[Figure contents as structured data]
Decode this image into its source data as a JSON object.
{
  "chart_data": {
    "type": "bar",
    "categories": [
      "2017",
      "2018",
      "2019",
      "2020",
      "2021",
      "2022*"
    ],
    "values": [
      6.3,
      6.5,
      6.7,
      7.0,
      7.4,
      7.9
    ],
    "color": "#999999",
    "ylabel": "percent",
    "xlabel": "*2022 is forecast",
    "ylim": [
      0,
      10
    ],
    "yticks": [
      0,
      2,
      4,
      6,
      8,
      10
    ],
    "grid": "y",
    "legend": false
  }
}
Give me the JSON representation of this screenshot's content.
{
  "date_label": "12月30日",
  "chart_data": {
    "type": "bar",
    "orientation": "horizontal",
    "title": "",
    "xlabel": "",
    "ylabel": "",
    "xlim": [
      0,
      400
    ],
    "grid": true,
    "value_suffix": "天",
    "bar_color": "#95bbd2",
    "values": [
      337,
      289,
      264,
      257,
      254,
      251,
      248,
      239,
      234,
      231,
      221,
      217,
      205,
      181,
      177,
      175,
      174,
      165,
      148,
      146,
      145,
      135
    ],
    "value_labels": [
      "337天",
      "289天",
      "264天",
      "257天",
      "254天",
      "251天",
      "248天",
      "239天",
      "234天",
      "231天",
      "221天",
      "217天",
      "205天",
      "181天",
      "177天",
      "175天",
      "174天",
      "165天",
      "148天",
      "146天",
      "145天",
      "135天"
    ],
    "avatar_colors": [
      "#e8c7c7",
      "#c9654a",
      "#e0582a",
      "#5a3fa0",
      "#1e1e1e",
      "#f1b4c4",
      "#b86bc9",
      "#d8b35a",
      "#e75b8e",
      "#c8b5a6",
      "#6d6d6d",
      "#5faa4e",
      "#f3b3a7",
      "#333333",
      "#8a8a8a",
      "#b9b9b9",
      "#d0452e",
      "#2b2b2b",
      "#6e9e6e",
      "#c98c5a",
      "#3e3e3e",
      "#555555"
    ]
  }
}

» **What you will do**
Every entry should be printed again exactly as it stands.

» **Exercise result**
Decode this image into its source data as a JSON object.
{
  "chart_data": {
    "type": "bar",
    "categories": [
      "2017",
      "2018",
      "2019",
      "2020",
      "2021",
      "2022*"
    ],
    "values": [
      6.3,
      6.5,
      6.7,
      7.0,
      7.4,
      7.9
    ],
    "color": "#999999",
    "ylabel": "percent",
    "xlabel": "*2022 is forecast",
    "ylim": [
      0,
      10
    ],
    "yticks": [
      0,
      2,
      4,
      6,
      8,
      10
    ],
    "grid": "y",
    "legend": false
  }
}
Give me the JSON representation of this screenshot's content.
{
  "date_label": "12月30日",
  "chart_data": {
    "type": "bar",
    "orientation": "horizontal",
    "title": "",
    "xlabel": "",
    "ylabel": "",
    "xlim": [
      0,
      400
    ],
    "grid": true,
    "value_suffix": "天",
    "bar_color": "#95bbd2",
    "values": [
      337,
      289,
      264,
      257,
      254,
      251,
      248,
      239,
      234,
      231,
      221,
      217,
      205,
      181,
      177,
      175,
      174,
      165,
      148,
      146,
      145,
      135
    ],
    "value_labels": [
      "337天",
      "289天",
      "264天",
      "257天",
      "254天",
      "251天",
      "248天",
      "239天",
      "234天",
      "231天",
      "221天",
      "217天",
      "205天",
      "181天",
      "177天",
      "175天",
      "174天",
      "165天",
      "148天",
      "146天",
      "145天",
      "135天"
    ],
    "avatar_colors": [
      "#e8c7c7",
      "#c9654a",
      "#e0582a",
      "#5a3fa0",
      "#1e1e1e",
      "#f1b4c4",
      "#b86bc9",
      "#d8b35a",
      "#e75b8e",
      "#c8b5a6",
      "#6d6d6d",
      "#5faa4e",
      "#f3b3a7",
      "#333333",
      "#8a8a8a",
      "#b9b9b9",
      "#d0452e",
      "#2b2b2b",
      "#6e9e6e",
      "#c98c5a",
      "#3e3e3e",
      "#555555"
    ]
  }
}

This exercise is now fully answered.